What to do
Search the records for the string "reliefbokstäfver", then copy each line that has it.

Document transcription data
=====
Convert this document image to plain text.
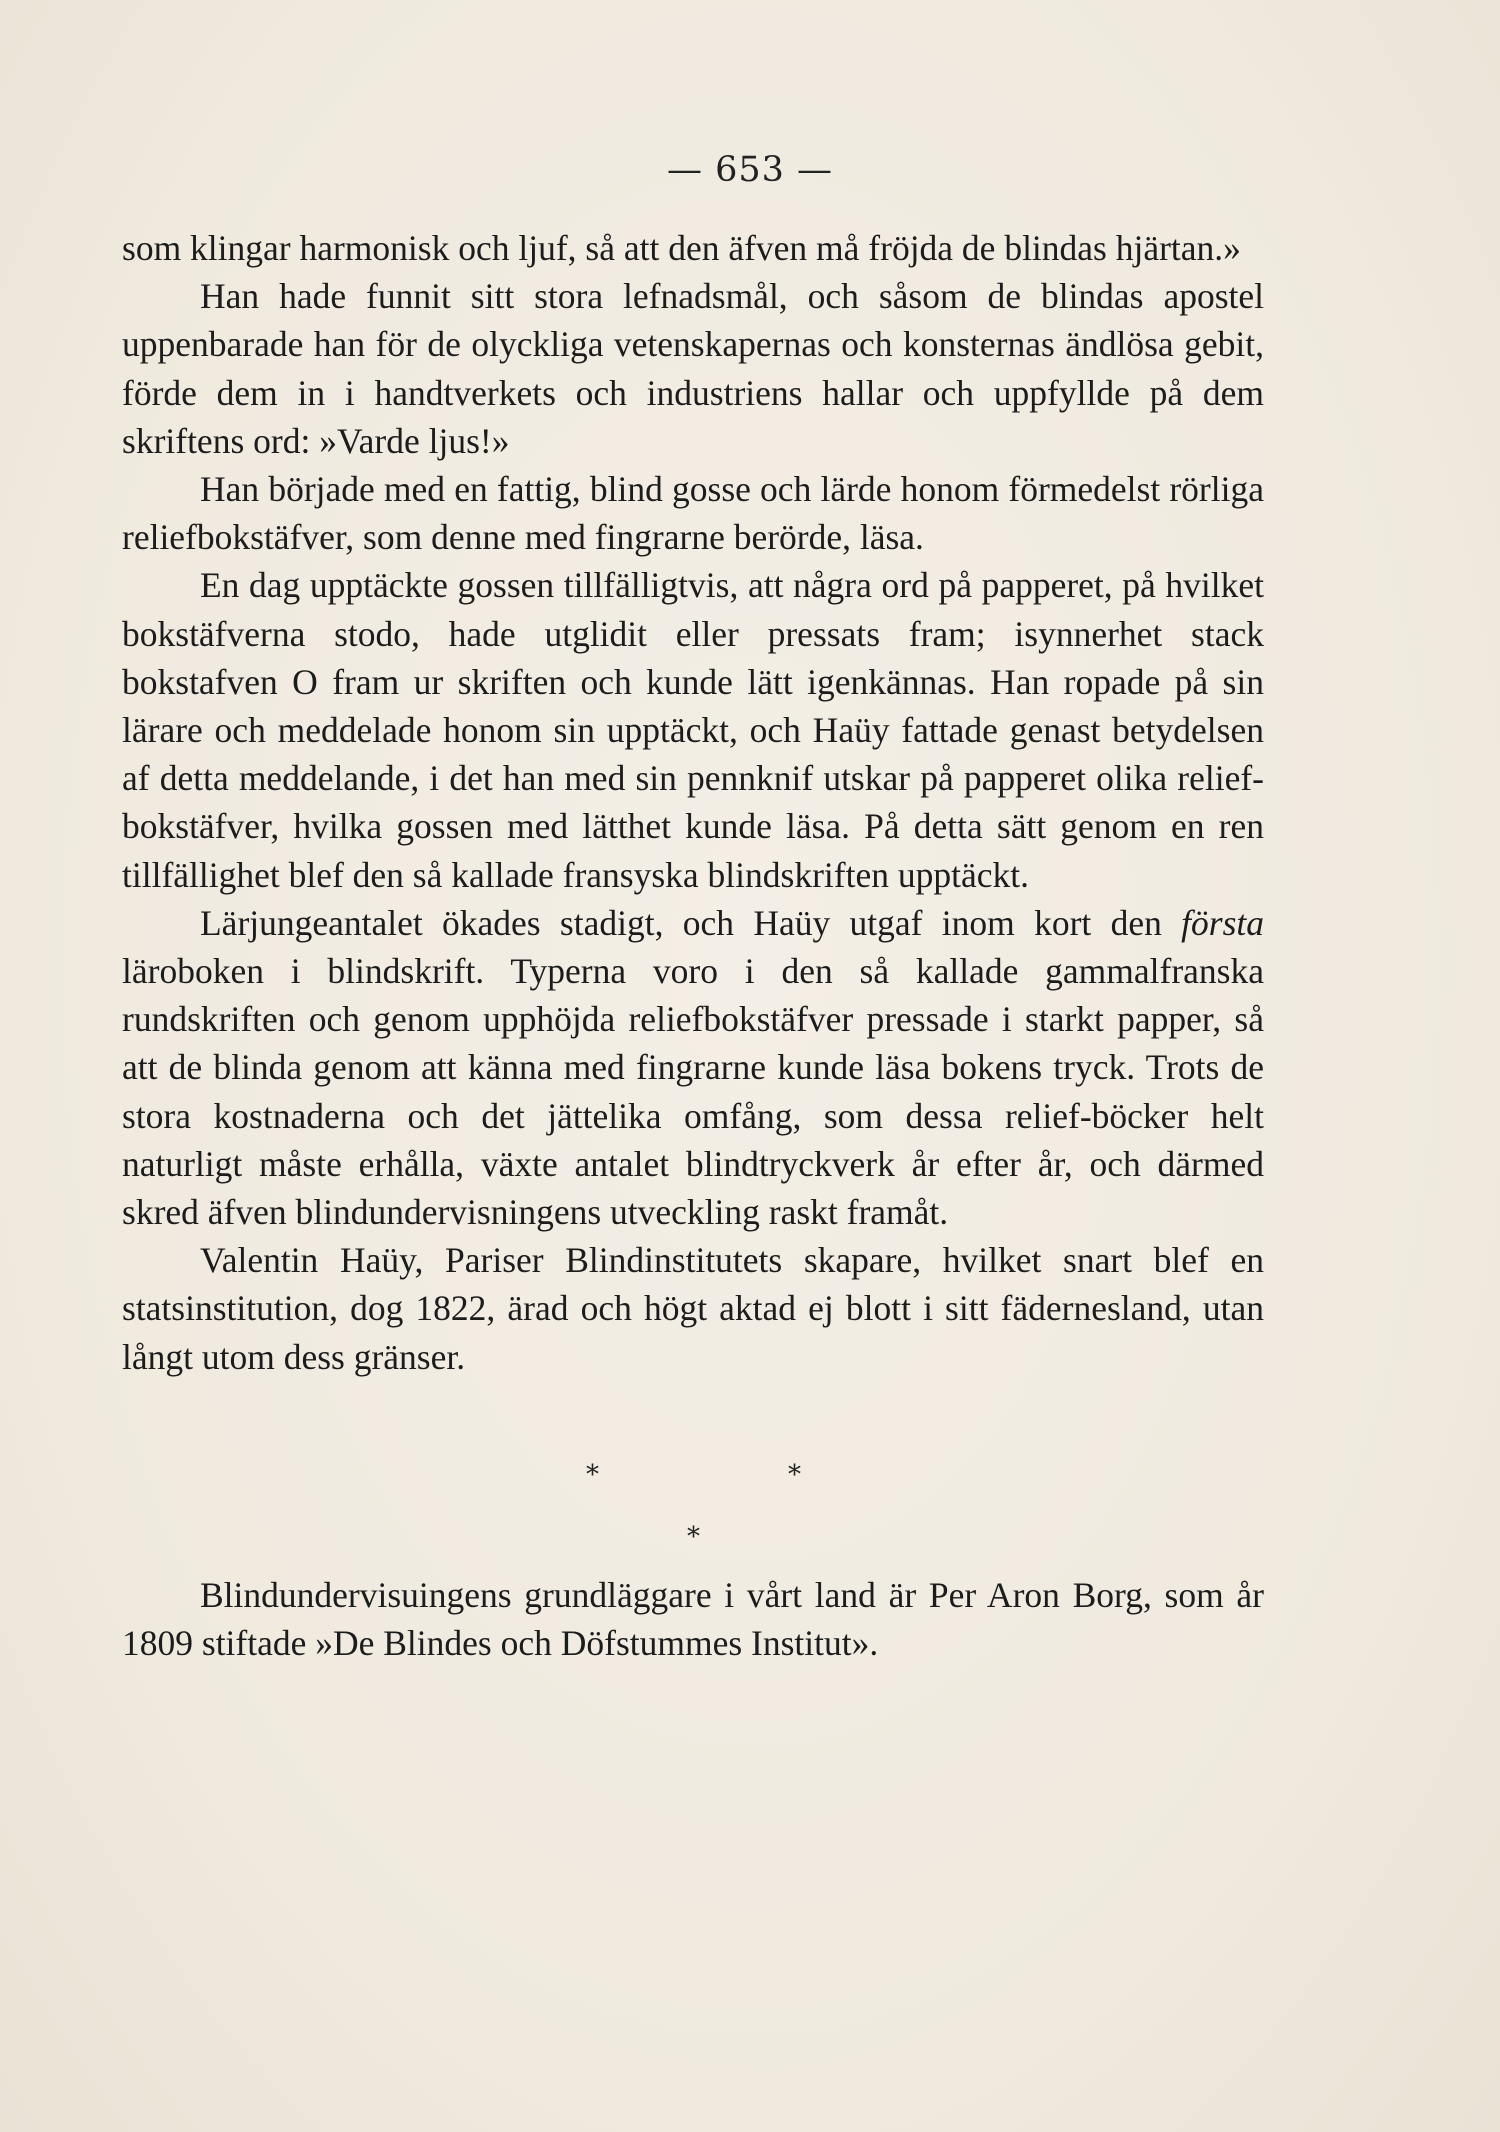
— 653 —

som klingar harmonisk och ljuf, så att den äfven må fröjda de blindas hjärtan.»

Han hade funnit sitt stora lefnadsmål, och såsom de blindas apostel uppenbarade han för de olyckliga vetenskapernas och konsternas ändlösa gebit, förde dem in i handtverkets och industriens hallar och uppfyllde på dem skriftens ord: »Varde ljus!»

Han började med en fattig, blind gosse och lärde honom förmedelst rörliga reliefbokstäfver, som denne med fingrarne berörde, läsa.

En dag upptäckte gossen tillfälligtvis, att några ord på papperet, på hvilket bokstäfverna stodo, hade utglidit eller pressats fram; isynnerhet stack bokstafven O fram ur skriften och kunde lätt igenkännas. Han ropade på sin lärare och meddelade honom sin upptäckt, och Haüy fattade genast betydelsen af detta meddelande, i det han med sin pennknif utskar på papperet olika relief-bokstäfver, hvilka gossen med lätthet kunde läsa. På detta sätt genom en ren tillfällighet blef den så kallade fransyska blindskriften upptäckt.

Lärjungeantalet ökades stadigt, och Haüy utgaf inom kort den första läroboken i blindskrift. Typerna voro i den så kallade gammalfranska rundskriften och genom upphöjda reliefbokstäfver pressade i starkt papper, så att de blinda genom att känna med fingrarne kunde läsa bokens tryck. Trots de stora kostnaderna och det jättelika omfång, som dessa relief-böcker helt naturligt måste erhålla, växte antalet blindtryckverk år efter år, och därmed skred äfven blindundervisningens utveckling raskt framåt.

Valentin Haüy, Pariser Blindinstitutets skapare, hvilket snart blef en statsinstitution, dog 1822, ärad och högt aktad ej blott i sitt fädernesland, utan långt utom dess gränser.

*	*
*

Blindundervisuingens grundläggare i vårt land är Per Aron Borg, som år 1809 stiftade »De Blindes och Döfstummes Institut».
=====
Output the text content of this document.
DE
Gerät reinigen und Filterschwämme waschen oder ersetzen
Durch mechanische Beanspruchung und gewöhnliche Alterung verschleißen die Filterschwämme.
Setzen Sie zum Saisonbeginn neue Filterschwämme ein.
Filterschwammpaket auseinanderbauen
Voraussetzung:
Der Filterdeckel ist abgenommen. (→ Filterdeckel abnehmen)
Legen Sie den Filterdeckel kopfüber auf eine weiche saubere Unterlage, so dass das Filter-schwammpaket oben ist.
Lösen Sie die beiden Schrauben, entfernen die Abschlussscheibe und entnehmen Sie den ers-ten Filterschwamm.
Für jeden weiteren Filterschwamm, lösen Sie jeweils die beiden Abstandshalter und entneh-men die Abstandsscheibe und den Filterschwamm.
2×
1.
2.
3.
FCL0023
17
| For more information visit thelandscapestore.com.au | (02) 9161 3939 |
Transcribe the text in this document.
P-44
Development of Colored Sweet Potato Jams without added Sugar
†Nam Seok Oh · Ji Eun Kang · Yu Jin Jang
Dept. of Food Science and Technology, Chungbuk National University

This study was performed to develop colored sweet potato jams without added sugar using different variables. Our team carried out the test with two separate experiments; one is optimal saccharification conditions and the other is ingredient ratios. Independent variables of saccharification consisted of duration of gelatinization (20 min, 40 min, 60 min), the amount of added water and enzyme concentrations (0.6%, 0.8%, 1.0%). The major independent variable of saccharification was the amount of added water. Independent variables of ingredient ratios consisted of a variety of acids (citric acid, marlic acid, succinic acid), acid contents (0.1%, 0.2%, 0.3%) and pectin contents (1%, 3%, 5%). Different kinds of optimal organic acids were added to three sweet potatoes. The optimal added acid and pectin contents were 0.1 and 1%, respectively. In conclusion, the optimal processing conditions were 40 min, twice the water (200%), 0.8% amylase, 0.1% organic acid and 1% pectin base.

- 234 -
=====
Answer to this task
Han började med en fattig, blind gosse och lärde honom förmedelst rörliga reliefbokstäfver, som denne med fingrarne berörde, läsa.
Lärjungeantalet ökades stadigt, och Haüy utgaf inom kort den första läroboken i blindskrift. Typerna voro i den så kallade gammalfranska rundskriften och genom upphöjda reliefbokstäfver pressade i starkt papper, så att de blinda genom att känna med fingrarne kunde läsa bokens tryck. Trots de stora kostnaderna och det jättelika omfång, som dessa relief-böcker helt naturligt måste erhålla, växte antalet blindtryckverk år efter år, och därmed skred äfven blindundervisningens utveckling raskt framåt.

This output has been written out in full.